Data excerpts:
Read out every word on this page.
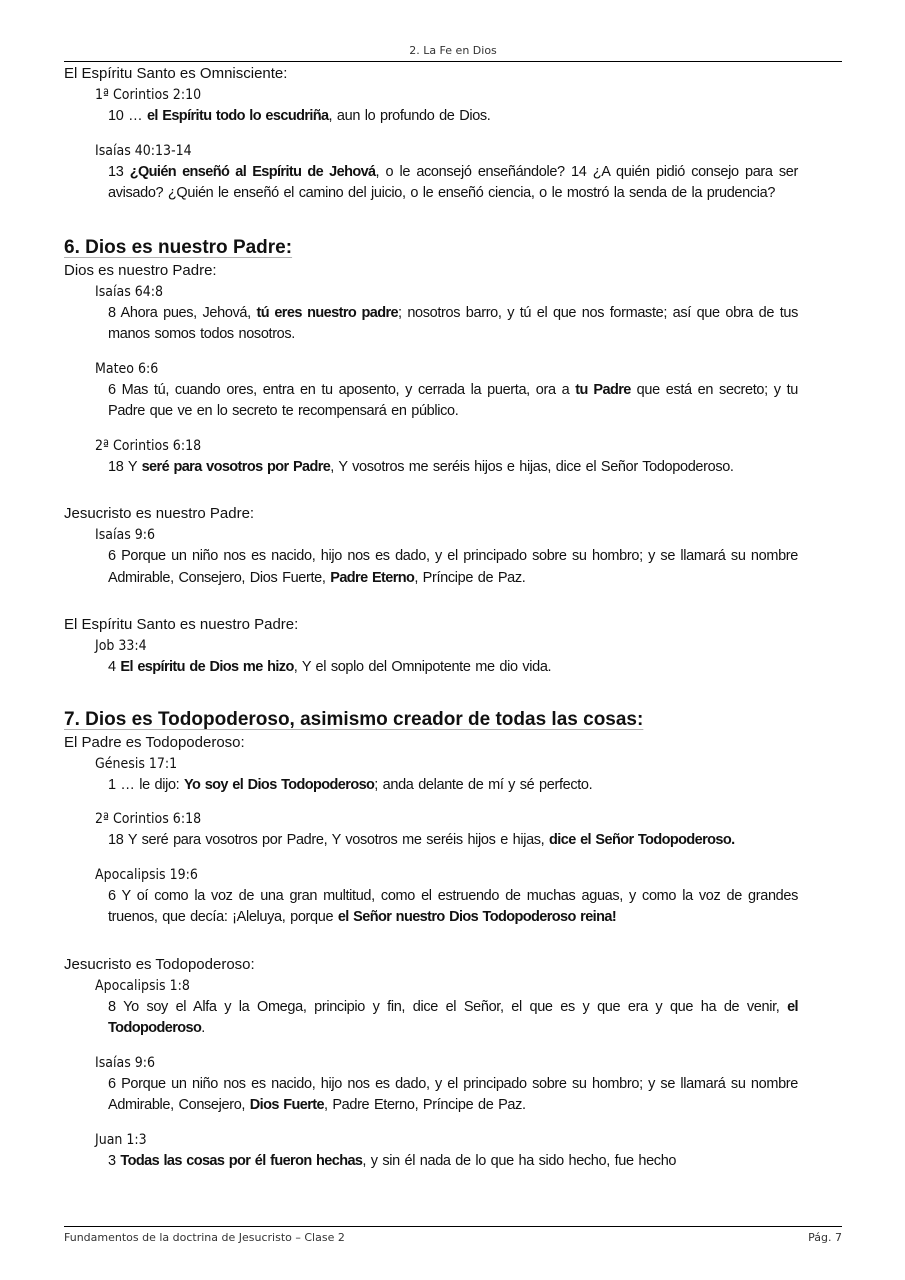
2. La Fe en Dios

El Espíritu Santo es Omnisciente:

1ª Corintios 2:10

10 … el Espíritu todo lo escudriña, aun lo profundo de Dios.

Isaías 40:13-14

13 ¿Quién enseñó al Espíritu de Jehová, o le aconsejó enseñándole? 14 ¿A quién pidió consejo para ser avisado? ¿Quién le enseñó el camino del juicio, o le enseñó ciencia, o le mostró la senda de la prudencia?

6. Dios es nuestro Padre:

Dios es nuestro Padre:

Isaías 64:8

8 Ahora pues, Jehová, tú eres nuestro padre; nosotros barro, y tú el que nos formaste; así que obra de tus manos somos todos nosotros.

Mateo 6:6

6 Mas tú, cuando ores, entra en tu aposento, y cerrada la puerta, ora a tu Padre que está en secreto; y tu Padre que ve en lo secreto te recompensará en público.

2ª Corintios 6:18

18 Y seré para vosotros por Padre, Y vosotros me seréis hijos e hijas, dice el Señor Todopoderoso.

Jesucristo es nuestro Padre:

Isaías 9:6

6 Porque un niño nos es nacido, hijo nos es dado, y el principado sobre su hombro; y se llamará su nombre Admirable, Consejero, Dios Fuerte, Padre Eterno, Príncipe de Paz.

El Espíritu Santo es nuestro Padre:

Job 33:4

4 El espíritu de Dios me hizo, Y el soplo del Omnipotente me dio vida.

7. Dios es Todopoderoso, asimismo creador de todas las cosas:

El Padre es Todopoderoso:

Génesis 17:1

1 … le dijo: Yo soy el Dios Todopoderoso; anda delante de mí y sé perfecto.

2ª Corintios 6:18

18 Y seré para vosotros por Padre, Y vosotros me seréis hijos e hijas, dice el Señor Todopoderoso.

Apocalipsis 19:6

6 Y oí como la voz de una gran multitud, como el estruendo de muchas aguas, y como la voz de grandes truenos, que decía: ¡Aleluya, porque el Señor nuestro Dios Todopoderoso reina!

Jesucristo es Todopoderoso:

Apocalipsis 1:8

8 Yo soy el Alfa y la Omega, principio y fin, dice el Señor, el que es y que era y que ha de venir, el Todopoderoso.

Isaías 9:6

6 Porque un niño nos es nacido, hijo nos es dado, y el principado sobre su hombro; y se llamará su nombre Admirable, Consejero, Dios Fuerte, Padre Eterno, Príncipe de Paz.

Juan 1:3

3 Todas las cosas por él fueron hechas, y sin él nada de lo que ha sido hecho, fue hecho

Fundamentos de la doctrina de Jesucristo – Clase 2	Pág. 7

_TASK TO CARRY OUT:_ Leave every image out, and retype the material exactly.

_ANSWER FOR THIS EXERCISE:_
Read out every word on this page.
2. La Fe en Dios

El Espíritu Santo es Omnisciente:

1ª Corintios 2:10

10 … el Espíritu todo lo escudriña, aun lo profundo de Dios.

Isaías 40:13-14

13 ¿Quién enseñó al Espíritu de Jehová, o le aconsejó enseñándole? 14 ¿A quién pidió consejo para ser avisado? ¿Quién le enseñó el camino del juicio, o le enseñó ciencia, o le mostró la senda de la prudencia?

6. Dios es nuestro Padre:

Dios es nuestro Padre:

Isaías 64:8

8 Ahora pues, Jehová, tú eres nuestro padre; nosotros barro, y tú el que nos formaste; así que obra de tus manos somos todos nosotros.

Mateo 6:6

6 Mas tú, cuando ores, entra en tu aposento, y cerrada la puerta, ora a tu Padre que está en secreto; y tu Padre que ve en lo secreto te recompensará en público.

2ª Corintios 6:18

18 Y seré para vosotros por Padre, Y vosotros me seréis hijos e hijas, dice el Señor Todopoderoso.

Jesucristo es nuestro Padre:

Isaías 9:6

6 Porque un niño nos es nacido, hijo nos es dado, y el principado sobre su hombro; y se llamará su nombre Admirable, Consejero, Dios Fuerte, Padre Eterno, Príncipe de Paz.

El Espíritu Santo es nuestro Padre:

Job 33:4

4 El espíritu de Dios me hizo, Y el soplo del Omnipotente me dio vida.

7. Dios es Todopoderoso, asimismo creador de todas las cosas:

El Padre es Todopoderoso:

Génesis 17:1

1 … le dijo: Yo soy el Dios Todopoderoso; anda delante de mí y sé perfecto.

2ª Corintios 6:18

18 Y seré para vosotros por Padre, Y vosotros me seréis hijos e hijas, dice el Señor Todopoderoso.

Apocalipsis 19:6

6 Y oí como la voz de una gran multitud, como el estruendo de muchas aguas, y como la voz de grandes truenos, que decía: ¡Aleluya, porque el Señor nuestro Dios Todopoderoso reina!

Jesucristo es Todopoderoso:

Apocalipsis 1:8

8 Yo soy el Alfa y la Omega, principio y fin, dice el Señor, el que es y que era y que ha de venir, el Todopoderoso.

Isaías 9:6

6 Porque un niño nos es nacido, hijo nos es dado, y el principado sobre su hombro; y se llamará su nombre Admirable, Consejero, Dios Fuerte, Padre Eterno, Príncipe de Paz.

Juan 1:3

3 Todas las cosas por él fueron hechas, y sin él nada de lo que ha sido hecho, fue hecho

Fundamentos de la doctrina de Jesucristo – Clase 2	Pág. 7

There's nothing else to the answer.